Fundadora do projeto Mães às Claras
A desigualdade salarial (e não só) entre homens e mulheres no mercado de trabalho existe e uma das grandes responsáveis por esta discriminação está relacionada com a parentalidade e com o desafio da conciliação entre a vida pessoal e profissional.
Conteúdo
Introdução
Lembro-me de muito pouco sobre as aulas de Contabilidade Financeira I que tive no meu 1º ano da Licenciatura em Gestão. Mas recordo, no entanto, com muita vivacidade um comentário do professor que lecionava a respetiva cadeira, relativamente ao ciclo natural de progressão de carreira e, em particular, dos diferentes ritmos e performance, entre os estudantes do sexo masculino e feminino.
Dizia ele (as palavras não serão exatamente estas, porque já lá vão 16 anos!), que numa primeira fase de início de carreira, nós (as jovens mulheres recém-licenciadas) arrancaríamos com todo o nosso potencial no mercado de trabalho e, em boa parte dos casos, conseguiríamos superar os nossos colegas do sexo masculino. Mas, acrescentava ele logo de seguida, uma década depois, o mais provável é que essa posição seja invertida.
O motivo? Serão vários, mas o que mais pesará é esse mesmo que estás a pensar: a parentalidade!
Porque continua a ser um tema atual e de difícil gestão nas sociedades ocidentais, importa continuar a colocar foco nesta problemática, com vista à reflexão e melhoria contínua, enquanto sociedade.
Neste sentido, este será o primeiro de alguns artigos que aqui vou publicar, debruçados sobre este tema, no sentido de consciencializar para a problemática da Igualdade de Género, em contexto profissional, contribuindo para a mudança do paradigma, dos valores e dos comportamentos de cada cidadão e da sociedade como um todo.
O futuro está nas pessoas e nas entidades empregadoras mais inclusivas e mais igualitárias.
Ler também: Licença parental não chega: 4 práticas que as empresas podem implementar para apoiar os pais
O que é a Igualdade de Género?
A Igualdade entre Mulheres e Homens, ou Igualdade de Género, significa igualdade de direitos e liberdades para a igualdade de oportunidades de participação, reconhecimento e valorização de mulheres e de homens, em todos os domínios da sociedade, político, económico, laboral, pessoal e familiar.

### Tarefa escrita 1
Copie sem alterações as linhas de dados, desde a que contém "List UI elements" até à que contém "legend-label: Voronoi, d_frac = 0", ambas incluídas.
O excerto e as linhas de dados não têm qualquer relação entre si.

### Conjunto de dados
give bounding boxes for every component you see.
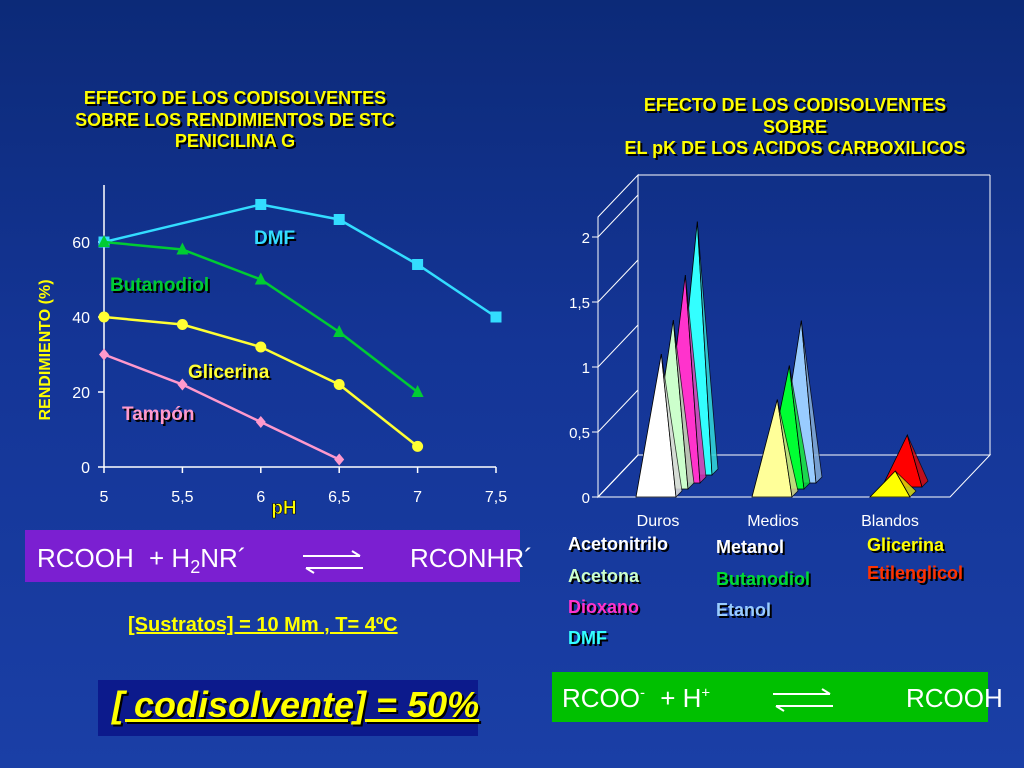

---

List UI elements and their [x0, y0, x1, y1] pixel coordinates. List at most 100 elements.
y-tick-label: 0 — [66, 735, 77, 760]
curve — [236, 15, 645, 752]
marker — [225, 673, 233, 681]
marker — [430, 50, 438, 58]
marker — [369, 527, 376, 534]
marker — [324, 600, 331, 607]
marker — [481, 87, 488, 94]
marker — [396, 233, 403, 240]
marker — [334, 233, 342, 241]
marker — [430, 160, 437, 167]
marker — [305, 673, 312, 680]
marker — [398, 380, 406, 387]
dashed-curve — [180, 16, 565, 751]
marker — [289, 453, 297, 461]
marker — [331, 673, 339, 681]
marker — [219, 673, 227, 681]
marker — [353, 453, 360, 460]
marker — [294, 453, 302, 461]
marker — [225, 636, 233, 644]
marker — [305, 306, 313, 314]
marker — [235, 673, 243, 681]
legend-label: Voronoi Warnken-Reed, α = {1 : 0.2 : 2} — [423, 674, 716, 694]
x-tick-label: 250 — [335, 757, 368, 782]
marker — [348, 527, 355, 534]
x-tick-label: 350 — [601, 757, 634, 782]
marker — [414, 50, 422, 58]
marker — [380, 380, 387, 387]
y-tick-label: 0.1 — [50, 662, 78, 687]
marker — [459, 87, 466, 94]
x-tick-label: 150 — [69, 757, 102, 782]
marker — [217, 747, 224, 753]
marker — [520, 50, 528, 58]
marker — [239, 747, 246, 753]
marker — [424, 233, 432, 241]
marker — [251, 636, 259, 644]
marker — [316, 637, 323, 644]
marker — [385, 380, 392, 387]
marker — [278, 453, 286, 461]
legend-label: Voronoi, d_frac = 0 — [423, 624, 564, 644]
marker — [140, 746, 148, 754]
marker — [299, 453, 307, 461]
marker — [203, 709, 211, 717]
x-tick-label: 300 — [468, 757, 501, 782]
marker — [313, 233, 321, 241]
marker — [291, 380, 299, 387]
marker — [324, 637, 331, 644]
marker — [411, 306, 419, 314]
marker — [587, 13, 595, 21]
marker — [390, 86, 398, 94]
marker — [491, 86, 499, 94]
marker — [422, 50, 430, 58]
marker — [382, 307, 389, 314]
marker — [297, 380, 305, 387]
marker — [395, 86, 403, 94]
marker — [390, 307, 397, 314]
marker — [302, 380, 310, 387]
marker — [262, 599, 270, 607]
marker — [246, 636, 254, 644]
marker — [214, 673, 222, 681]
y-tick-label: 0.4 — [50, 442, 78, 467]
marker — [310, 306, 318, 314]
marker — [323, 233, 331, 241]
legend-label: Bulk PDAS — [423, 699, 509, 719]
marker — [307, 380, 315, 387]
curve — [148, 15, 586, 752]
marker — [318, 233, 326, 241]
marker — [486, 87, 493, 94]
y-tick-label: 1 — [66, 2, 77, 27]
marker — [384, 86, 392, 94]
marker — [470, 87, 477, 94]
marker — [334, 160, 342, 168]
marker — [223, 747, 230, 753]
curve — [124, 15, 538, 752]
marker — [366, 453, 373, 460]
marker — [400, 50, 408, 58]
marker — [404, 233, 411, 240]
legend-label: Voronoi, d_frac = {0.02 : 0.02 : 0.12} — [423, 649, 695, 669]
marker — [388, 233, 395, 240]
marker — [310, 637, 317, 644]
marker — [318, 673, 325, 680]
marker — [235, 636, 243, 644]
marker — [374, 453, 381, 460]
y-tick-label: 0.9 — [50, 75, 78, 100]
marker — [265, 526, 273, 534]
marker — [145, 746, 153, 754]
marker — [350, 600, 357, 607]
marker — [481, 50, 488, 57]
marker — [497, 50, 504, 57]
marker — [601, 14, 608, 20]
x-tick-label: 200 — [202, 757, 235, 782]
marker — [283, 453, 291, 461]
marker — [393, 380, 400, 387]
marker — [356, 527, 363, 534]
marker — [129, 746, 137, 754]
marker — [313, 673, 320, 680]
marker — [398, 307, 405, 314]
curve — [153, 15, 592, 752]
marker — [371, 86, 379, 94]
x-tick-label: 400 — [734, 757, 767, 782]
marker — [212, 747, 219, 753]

* * *

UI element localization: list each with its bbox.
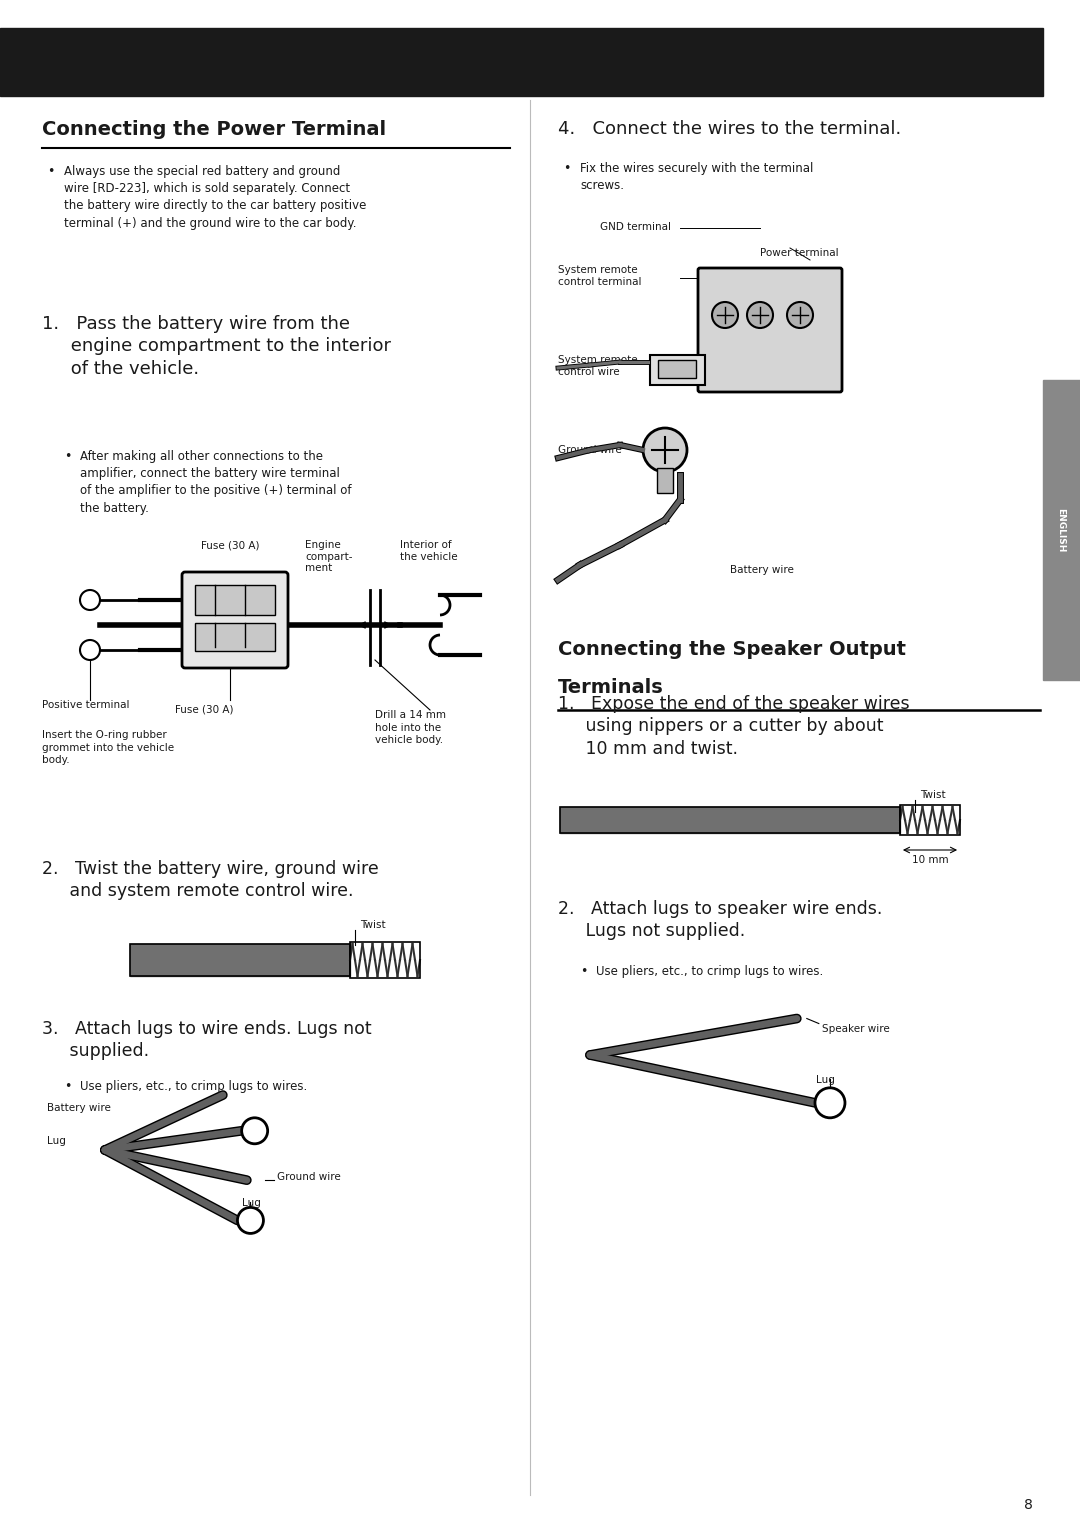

### Tarefa escrita 2
Dê a continuação do excerto sobre a igualdade de género no trabalho, a partir da última frase apresentada.

### Resultado do exercício 1
List UI elements and their [x0, y0, x1, y1] pixel coordinates. List at most 100 elements.
y-tick-label: 0 — [66, 735, 77, 760]
curve — [236, 15, 645, 752]
marker — [225, 673, 233, 681]
marker — [430, 50, 438, 58]
marker — [369, 527, 376, 534]
marker — [324, 600, 331, 607]
marker — [481, 87, 488, 94]
marker — [396, 233, 403, 240]
marker — [334, 233, 342, 241]
marker — [430, 160, 437, 167]
marker — [305, 673, 312, 680]
marker — [398, 380, 406, 387]
dashed-curve — [180, 16, 565, 751]
marker — [289, 453, 297, 461]
marker — [331, 673, 339, 681]
marker — [219, 673, 227, 681]
marker — [353, 453, 360, 460]
marker — [294, 453, 302, 461]
marker — [225, 636, 233, 644]
marker — [305, 306, 313, 314]
marker — [235, 673, 243, 681]
legend-label: Voronoi Warnken-Reed, α = {1 : 0.2 : 2} — [423, 674, 716, 694]
x-tick-label: 250 — [335, 757, 368, 782]
marker — [348, 527, 355, 534]
x-tick-label: 350 — [601, 757, 634, 782]
marker — [414, 50, 422, 58]
marker — [380, 380, 387, 387]
y-tick-label: 0.1 — [50, 662, 78, 687]
marker — [459, 87, 466, 94]
x-tick-label: 150 — [69, 757, 102, 782]
marker — [217, 747, 224, 753]
marker — [520, 50, 528, 58]
marker — [239, 747, 246, 753]
marker — [424, 233, 432, 241]
marker — [251, 636, 259, 644]
marker — [316, 637, 323, 644]
marker — [385, 380, 392, 387]
marker — [278, 453, 286, 461]
legend-label: Voronoi, d_frac = 0 — [423, 624, 564, 644]

### Resultado do exercício 2
Falar em Igualdade de Género atualmente torna-se assim fundamental, ainda mais se nos detivermos no aspeto de que a crescente participação das mulheres no mercado de trabalho não foi acompanhada por um crescimento correspondente da participação dos homens na vida familiar.
Portugal tem vindo, no entanto, a realizar progressos significativos no domínio da Igualdade de Género nas últimas décadas. Ainda assim, continua abaixo da média europeia: é o 15.º país na União Europeia (UE) no Índice de Igualdade de Género 2023.
Apesar da diminuição das desigualdades na frente profissional, as mulheres continuam a assegurar a maior parte dos trabalhos domésticos em Portugal e de cuidado aos filhos.
A Igualdade é uma construção, da qual ninguém está dispensado. Todos fazemos parte da solução e devemos contribuir para ela!
As profissões têm sexo?
Se eu listar aqui uma série de profissões, sem fazer qualquer menção sobre o género, e te pedir para procurares uma foto que represente alguém a desempenhar cada uma dessas funções, qual é a probabilidade de, por exemplo, me mostrares um homem a desempenhar a função de educador de infância? E de uma mulher polícia ou bombeira?
Pois é, certamente será uma probabilidade muito baixa.
No entanto, não existem – ou não deveriam existir -, profissões exclusivamente para homens e para mulheres. O acesso das mulheres e dos homens a funções profissionais está relacionado com as suas próprias competências individuais.
Qualquer pessoa tem capacidade para exercer qualquer profissão, independentemente do sexo. Não há apetência natural, o que significa que, homens e mulheres, devem poder escolher, manter-se e chegar a qualquer cargo de chefia, mantendo a tónica na capacidade e autonomia individual.
As profissões são para pessoas. É importante desconstruir os preconceitos e estereótipos associados às profissões.
Inserção das Mulheres no Mercado de Trabalho
A inserção das mulheres no mercado de trabalho continua a registar significativas desigualdades de género, que resultam da segregação horizontal e vertical entre mulheres e homens.
Os homens e mulheres tendem a concentrar-se em grupos profissionais diferentes sendo, consequentemente, muitos desses grupos fortemente masculinizados ou feminizados.
A desigualdade de género na divisão do trabalho reprodutivo decorre, da situação desigual das mulheres no mercado de trabalho e da ausência dos homens das responsabilidades familiares.
Mas será que existem desigualdades significativas entre sexos no mercado de trabalho?
Para nos ajudar a responder de forma objetiva a esta questão temos de analisar o que nos dizem os dados e indicadores estatísticos oficiais.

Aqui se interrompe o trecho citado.